Exercise - Reproduce each line of the listing exactly.

Input material -
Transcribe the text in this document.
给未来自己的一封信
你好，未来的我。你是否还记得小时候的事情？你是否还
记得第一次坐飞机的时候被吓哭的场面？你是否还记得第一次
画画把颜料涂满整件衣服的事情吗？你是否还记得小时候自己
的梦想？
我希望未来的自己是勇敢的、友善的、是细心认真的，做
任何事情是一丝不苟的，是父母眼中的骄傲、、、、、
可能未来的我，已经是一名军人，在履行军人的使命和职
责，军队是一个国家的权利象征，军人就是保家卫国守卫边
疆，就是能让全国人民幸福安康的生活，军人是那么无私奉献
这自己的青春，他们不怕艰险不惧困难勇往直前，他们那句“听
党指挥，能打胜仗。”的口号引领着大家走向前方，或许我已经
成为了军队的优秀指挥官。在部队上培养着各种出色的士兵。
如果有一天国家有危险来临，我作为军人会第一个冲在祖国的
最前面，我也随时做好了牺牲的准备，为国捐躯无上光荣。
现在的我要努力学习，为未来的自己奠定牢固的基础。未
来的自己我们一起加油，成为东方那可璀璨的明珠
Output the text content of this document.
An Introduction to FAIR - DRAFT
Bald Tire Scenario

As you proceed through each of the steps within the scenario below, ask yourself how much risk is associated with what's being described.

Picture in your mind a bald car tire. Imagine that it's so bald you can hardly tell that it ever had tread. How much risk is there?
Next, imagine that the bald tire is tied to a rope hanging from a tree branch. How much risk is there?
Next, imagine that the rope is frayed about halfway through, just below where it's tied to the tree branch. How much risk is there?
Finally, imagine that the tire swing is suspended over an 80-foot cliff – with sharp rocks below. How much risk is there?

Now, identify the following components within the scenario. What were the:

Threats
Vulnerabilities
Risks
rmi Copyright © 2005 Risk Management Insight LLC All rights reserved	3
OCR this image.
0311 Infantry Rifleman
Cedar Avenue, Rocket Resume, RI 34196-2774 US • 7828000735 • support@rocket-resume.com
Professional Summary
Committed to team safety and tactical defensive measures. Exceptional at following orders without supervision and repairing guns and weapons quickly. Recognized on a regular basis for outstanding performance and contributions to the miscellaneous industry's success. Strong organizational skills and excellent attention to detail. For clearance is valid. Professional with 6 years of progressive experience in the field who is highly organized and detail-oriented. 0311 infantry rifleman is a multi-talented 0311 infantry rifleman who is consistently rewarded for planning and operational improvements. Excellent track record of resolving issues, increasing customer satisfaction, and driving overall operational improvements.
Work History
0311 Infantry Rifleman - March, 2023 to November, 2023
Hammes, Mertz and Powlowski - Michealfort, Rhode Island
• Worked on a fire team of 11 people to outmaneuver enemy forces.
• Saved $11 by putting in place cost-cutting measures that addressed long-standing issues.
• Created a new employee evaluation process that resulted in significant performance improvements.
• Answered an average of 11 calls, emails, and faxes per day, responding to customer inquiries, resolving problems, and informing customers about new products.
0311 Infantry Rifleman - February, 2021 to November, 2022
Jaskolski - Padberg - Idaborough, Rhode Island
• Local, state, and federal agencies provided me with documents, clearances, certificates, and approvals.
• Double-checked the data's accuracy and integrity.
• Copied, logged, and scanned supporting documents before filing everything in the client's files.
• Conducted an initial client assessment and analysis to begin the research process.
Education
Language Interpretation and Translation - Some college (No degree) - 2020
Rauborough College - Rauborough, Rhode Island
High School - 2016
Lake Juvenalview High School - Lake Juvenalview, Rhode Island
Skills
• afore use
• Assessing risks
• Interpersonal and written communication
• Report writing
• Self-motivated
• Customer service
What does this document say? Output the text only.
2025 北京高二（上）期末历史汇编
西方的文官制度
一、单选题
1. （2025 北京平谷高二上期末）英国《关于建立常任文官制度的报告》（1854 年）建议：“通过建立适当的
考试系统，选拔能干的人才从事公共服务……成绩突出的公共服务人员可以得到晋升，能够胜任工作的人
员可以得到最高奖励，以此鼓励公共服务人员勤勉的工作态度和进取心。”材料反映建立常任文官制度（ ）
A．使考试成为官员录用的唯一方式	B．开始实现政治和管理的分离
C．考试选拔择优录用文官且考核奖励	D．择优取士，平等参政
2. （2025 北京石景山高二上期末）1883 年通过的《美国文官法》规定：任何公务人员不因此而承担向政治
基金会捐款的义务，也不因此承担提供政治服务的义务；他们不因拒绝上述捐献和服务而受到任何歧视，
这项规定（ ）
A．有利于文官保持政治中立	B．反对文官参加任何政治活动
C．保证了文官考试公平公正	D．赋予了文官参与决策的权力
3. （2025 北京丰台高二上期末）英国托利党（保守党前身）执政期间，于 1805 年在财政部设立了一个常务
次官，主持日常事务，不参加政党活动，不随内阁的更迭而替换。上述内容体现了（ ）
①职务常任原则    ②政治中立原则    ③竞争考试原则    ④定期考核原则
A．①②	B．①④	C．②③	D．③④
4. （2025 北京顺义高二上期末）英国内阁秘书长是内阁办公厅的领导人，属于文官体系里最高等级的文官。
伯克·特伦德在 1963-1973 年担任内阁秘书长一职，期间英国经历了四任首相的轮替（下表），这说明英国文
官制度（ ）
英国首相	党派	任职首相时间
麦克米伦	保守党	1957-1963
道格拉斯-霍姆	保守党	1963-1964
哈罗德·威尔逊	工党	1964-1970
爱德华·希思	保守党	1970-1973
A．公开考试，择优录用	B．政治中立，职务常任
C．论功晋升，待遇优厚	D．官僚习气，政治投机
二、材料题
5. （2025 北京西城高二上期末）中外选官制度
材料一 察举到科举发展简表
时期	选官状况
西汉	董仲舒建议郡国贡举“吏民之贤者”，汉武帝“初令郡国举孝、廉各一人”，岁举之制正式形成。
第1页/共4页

Worked solution -
Transcribe the text in this document.
给未来自己的一封信
你好，未来的我。你是否还记得小时候的事情？你是否还
记得第一次坐飞机的时候被吓哭的场面？你是否还记得第一次
画画把颜料涂满整件衣服的事情吗？你是否还记得小时候自己
的梦想？
我希望未来的自己是勇敢的、友善的、是细心认真的，做
任何事情是一丝不苟的，是父母眼中的骄傲、、、、、
可能未来的我，已经是一名军人，在履行军人的使命和职
责，军队是一个国家的权利象征，军人就是保家卫国守卫边
疆，就是能让全国人民幸福安康的生活，军人是那么无私奉献
这自己的青春，他们不怕艰险不惧困难勇往直前，他们那句“听
党指挥，能打胜仗。”的口号引领着大家走向前方，或许我已经
成为了军队的优秀指挥官。在部队上培养着各种出色的士兵。
如果有一天国家有危险来临，我作为军人会第一个冲在祖国的
最前面，我也随时做好了牺牲的准备，为国捐躯无上光荣。
现在的我要努力学习，为未来的自己奠定牢固的基础。未
来的自己我们一起加油，成为东方那可璀璨的明珠
Output the text content of this document.
An Introduction to FAIR - DRAFT
Bald Tire Scenario

As you proceed through each of the steps within the scenario below, ask yourself how much risk is associated with what's being described.

Picture in your mind a bald car tire. Imagine that it's so bald you can hardly tell that it ever had tread. How much risk is there?
Next, imagine that the bald tire is tied to a rope hanging from a tree branch. How much risk is there?
Next, imagine that the rope is frayed about halfway through, just below where it's tied to the tree branch. How much risk is there?
Finally, imagine that the tire swing is suspended over an 80-foot cliff – with sharp rocks below. How much risk is there?

Now, identify the following components within the scenario. What were the:

Threats
Vulnerabilities
Risks
rmi Copyright © 2005 Risk Management Insight LLC All rights reserved	3
OCR this image.
0311 Infantry Rifleman
Cedar Avenue, Rocket Resume, RI 34196-2774 US • 7828000735 • support@rocket-resume.com
Professional Summary
Committed to team safety and tactical defensive measures. Exceptional at following orders without supervision and repairing guns and weapons quickly. Recognized on a regular basis for outstanding performance and contributions to the miscellaneous industry's success. Strong organizational skills and excellent attention to detail. For clearance is valid. Professional with 6 years of progressive experience in the field who is highly organized and detail-oriented. 0311 infantry rifleman is a multi-talented 0311 infantry rifleman who is consistently rewarded for planning and operational improvements. Excellent track record of resolving issues, increasing customer satisfaction, and driving overall operational improvements.
Work History
0311 Infantry Rifleman - March, 2023 to November, 2023
Hammes, Mertz and Powlowski - Michealfort, Rhode Island
• Worked on a fire team of 11 people to outmaneuver enemy forces.
• Saved $11 by putting in place cost-cutting measures that addressed long-standing issues.
• Created a new employee evaluation process that resulted in significant performance improvements.
• Answered an average of 11 calls, emails, and faxes per day, responding to customer inquiries, resolving problems, and informing customers about new products.
0311 Infantry Rifleman - February, 2021 to November, 2022
Jaskolski - Padberg - Idaborough, Rhode Island
• Local, state, and federal agencies provided me with documents, clearances, certificates, and approvals.
• Double-checked the data's accuracy and integrity.
• Copied, logged, and scanned supporting documents before filing everything in the client's files.
• Conducted an initial client assessment and analysis to begin the research process.
Education
Language Interpretation and Translation - Some college (No degree) - 2020
Rauborough College - Rauborough, Rhode Island
High School - 2016
Lake Juvenalview High School - Lake Juvenalview, Rhode Island
Skills
• afore use
• Assessing risks
• Interpersonal and written communication
• Report writing
• Self-motivated
• Customer service
What does this document say? Output the text only.
2025 北京高二（上）期末历史汇编
西方的文官制度
一、单选题
1. （2025 北京平谷高二上期末）英国《关于建立常任文官制度的报告》（1854 年）建议：“通过建立适当的
考试系统，选拔能干的人才从事公共服务……成绩突出的公共服务人员可以得到晋升，能够胜任工作的人
员可以得到最高奖励，以此鼓励公共服务人员勤勉的工作态度和进取心。”材料反映建立常任文官制度（ ）
A．使考试成为官员录用的唯一方式	B．开始实现政治和管理的分离
C．考试选拔择优录用文官且考核奖励	D．择优取士，平等参政
2. （2025 北京石景山高二上期末）1883 年通过的《美国文官法》规定：任何公务人员不因此而承担向政治
基金会捐款的义务，也不因此承担提供政治服务的义务；他们不因拒绝上述捐献和服务而受到任何歧视，
这项规定（ ）
A．有利于文官保持政治中立	B．反对文官参加任何政治活动
C．保证了文官考试公平公正	D．赋予了文官参与决策的权力
3. （2025 北京丰台高二上期末）英国托利党（保守党前身）执政期间，于 1805 年在财政部设立了一个常务
次官，主持日常事务，不参加政党活动，不随内阁的更迭而替换。上述内容体现了（ ）
①职务常任原则    ②政治中立原则    ③竞争考试原则    ④定期考核原则
A．①②	B．①④	C．②③	D．③④
4. （2025 北京顺义高二上期末）英国内阁秘书长是内阁办公厅的领导人，属于文官体系里最高等级的文官。
伯克·特伦德在 1963-1973 年担任内阁秘书长一职，期间英国经历了四任首相的轮替（下表），这说明英国文
官制度（ ）
英国首相	党派	任职首相时间
麦克米伦	保守党	1957-1963
道格拉斯-霍姆	保守党	1963-1964
哈罗德·威尔逊	工党	1964-1970
爱德华·希思	保守党	1970-1973
A．公开考试，择优录用	B．政治中立，职务常任
C．论功晋升，待遇优厚	D．官僚习气，政治投机
二、材料题
5. （2025 北京西城高二上期末）中外选官制度
材料一 察举到科举发展简表
时期	选官状况
西汉	董仲舒建议郡国贡举“吏民之贤者”，汉武帝“初令郡国举孝、廉各一人”，岁举之制正式形成。
第1页/共4页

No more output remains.